• Task requirements:
Pull each line containing "Rolling" out of the data and copy it.

• Source records:
────────────────

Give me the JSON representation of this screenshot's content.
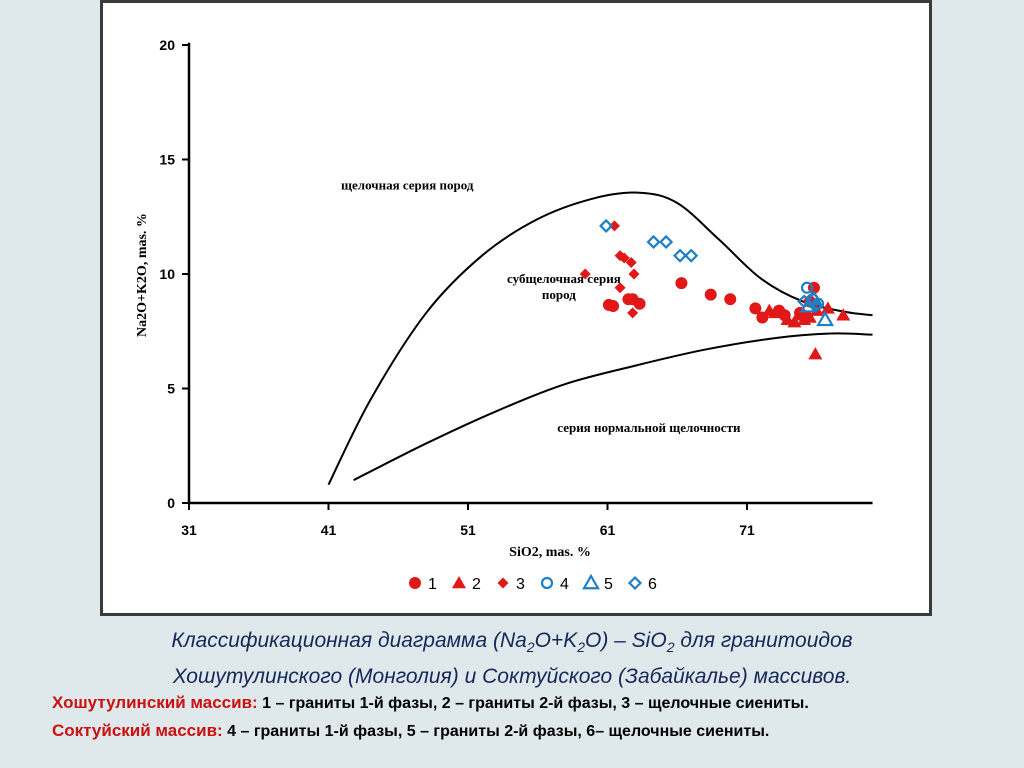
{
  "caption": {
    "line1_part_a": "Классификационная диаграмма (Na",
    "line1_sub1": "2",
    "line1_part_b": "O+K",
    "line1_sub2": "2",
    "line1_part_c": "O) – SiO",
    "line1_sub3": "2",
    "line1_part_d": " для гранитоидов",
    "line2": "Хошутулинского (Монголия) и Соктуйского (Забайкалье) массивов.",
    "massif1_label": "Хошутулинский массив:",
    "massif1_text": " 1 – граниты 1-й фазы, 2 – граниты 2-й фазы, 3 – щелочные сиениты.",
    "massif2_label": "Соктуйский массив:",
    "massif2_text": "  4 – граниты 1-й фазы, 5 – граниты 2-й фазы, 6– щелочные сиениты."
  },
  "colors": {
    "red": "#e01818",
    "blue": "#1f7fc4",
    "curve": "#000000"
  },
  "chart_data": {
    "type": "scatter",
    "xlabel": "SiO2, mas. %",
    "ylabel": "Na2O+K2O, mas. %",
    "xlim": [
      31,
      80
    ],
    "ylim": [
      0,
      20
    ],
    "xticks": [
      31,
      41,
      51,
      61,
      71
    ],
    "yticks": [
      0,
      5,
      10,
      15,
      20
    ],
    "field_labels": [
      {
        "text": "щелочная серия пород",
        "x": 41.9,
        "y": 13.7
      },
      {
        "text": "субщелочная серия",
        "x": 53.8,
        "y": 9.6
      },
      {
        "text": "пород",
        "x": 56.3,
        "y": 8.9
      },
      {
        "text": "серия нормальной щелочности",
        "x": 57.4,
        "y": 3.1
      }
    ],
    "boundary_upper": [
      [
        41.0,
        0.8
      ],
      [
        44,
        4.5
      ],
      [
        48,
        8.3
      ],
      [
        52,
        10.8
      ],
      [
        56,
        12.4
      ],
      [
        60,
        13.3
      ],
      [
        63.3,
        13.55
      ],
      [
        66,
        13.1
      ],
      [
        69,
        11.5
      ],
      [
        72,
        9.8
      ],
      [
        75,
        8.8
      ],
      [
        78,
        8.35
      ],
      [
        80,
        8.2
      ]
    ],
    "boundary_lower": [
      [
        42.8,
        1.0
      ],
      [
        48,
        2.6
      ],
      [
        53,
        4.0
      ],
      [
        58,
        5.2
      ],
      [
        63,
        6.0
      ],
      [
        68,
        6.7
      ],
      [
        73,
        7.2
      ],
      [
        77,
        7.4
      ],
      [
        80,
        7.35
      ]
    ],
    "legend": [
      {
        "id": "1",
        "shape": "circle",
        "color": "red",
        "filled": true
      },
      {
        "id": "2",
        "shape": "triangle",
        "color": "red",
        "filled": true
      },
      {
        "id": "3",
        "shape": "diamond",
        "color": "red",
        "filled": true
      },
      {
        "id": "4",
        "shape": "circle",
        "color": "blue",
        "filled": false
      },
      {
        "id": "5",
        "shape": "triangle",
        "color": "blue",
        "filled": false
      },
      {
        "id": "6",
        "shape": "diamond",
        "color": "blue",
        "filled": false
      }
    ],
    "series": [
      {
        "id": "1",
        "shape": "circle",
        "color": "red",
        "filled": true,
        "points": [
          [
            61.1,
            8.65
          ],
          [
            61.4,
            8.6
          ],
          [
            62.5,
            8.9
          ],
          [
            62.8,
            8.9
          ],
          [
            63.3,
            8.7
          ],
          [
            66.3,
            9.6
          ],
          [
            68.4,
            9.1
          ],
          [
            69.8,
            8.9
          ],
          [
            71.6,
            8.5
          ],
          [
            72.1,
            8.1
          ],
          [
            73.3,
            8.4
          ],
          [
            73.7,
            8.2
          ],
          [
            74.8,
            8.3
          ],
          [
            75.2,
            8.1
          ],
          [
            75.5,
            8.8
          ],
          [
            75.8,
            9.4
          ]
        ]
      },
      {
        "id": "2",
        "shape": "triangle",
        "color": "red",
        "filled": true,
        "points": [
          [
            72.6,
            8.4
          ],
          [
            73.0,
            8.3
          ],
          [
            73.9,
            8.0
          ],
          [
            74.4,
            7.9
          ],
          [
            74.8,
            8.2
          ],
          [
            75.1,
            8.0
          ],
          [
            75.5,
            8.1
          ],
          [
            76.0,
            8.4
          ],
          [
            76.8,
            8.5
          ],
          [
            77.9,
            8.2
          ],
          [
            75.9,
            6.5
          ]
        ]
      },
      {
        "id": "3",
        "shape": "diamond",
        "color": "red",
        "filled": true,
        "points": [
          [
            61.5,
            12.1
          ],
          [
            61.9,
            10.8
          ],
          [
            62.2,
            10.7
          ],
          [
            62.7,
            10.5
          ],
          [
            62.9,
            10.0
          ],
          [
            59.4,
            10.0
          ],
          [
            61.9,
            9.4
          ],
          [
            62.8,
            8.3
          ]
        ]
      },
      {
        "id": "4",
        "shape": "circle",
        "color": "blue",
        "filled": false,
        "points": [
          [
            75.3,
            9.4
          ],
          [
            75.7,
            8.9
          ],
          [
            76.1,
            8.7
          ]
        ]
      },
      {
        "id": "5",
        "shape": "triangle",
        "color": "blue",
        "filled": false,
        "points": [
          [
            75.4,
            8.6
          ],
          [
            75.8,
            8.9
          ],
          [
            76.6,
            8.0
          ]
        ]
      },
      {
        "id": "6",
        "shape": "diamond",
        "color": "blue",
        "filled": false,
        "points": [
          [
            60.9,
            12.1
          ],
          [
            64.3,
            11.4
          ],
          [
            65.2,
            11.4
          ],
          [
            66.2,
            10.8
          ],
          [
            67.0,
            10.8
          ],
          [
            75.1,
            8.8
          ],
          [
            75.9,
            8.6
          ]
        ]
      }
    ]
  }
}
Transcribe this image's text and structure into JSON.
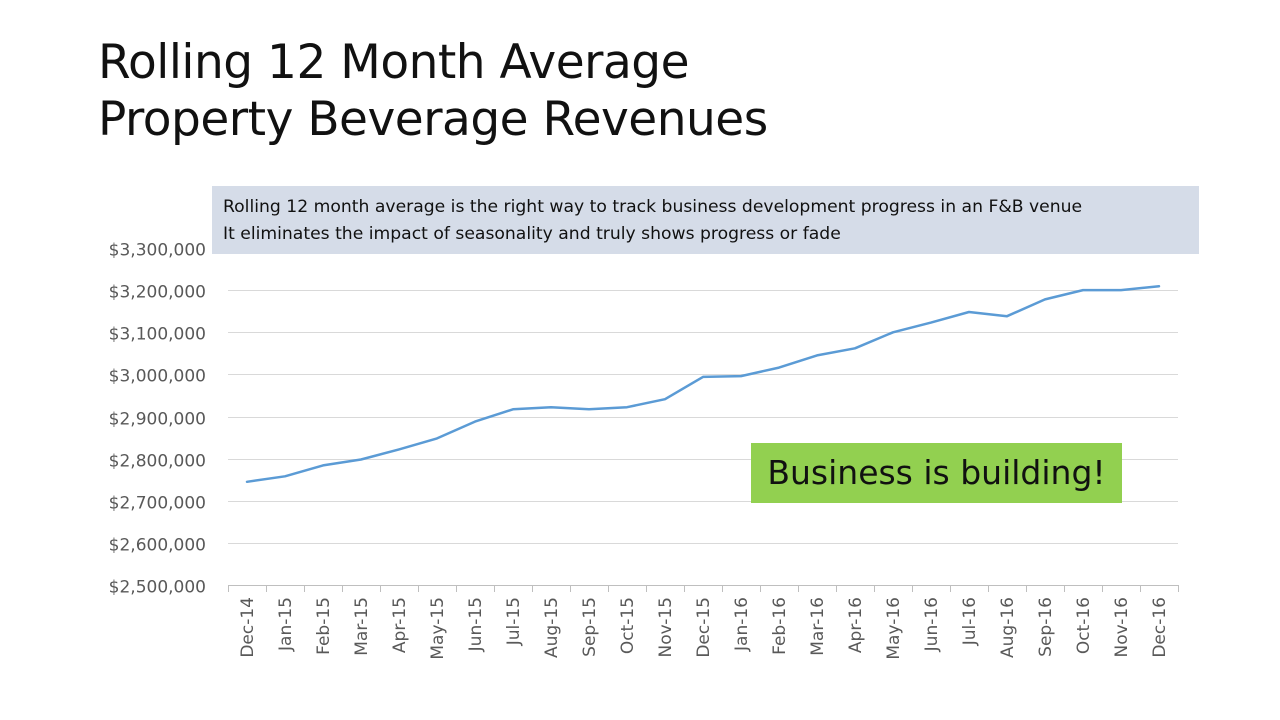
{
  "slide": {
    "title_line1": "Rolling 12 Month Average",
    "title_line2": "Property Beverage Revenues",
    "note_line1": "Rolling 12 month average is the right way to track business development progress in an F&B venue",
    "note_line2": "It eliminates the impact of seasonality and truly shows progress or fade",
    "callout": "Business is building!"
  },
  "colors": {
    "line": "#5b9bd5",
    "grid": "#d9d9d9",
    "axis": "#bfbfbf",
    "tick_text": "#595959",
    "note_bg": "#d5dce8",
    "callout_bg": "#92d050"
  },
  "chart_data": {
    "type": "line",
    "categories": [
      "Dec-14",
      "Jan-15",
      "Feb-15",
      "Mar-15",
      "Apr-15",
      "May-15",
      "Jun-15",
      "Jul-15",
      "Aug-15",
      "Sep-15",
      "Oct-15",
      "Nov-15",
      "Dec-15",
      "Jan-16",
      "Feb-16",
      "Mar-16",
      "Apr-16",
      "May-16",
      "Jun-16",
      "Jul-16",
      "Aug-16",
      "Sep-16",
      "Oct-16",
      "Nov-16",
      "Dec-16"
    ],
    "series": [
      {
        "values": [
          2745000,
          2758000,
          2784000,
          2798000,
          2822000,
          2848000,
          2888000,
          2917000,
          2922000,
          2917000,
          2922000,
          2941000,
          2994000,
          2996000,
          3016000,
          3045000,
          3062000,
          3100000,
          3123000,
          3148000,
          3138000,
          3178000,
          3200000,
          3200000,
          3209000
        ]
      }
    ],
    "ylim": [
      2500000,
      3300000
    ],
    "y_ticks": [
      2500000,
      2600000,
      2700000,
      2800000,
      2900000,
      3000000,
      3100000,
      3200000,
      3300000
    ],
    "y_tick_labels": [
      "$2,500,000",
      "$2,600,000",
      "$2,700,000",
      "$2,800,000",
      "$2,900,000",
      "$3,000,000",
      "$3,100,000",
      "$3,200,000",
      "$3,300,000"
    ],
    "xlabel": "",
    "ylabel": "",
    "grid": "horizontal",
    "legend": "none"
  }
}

────────────────

• Response below:
    "title_line1": "Rolling 12 Month Average",
    "note_line1": "Rolling 12 month average is the right way to track business development progress in an F&B venue",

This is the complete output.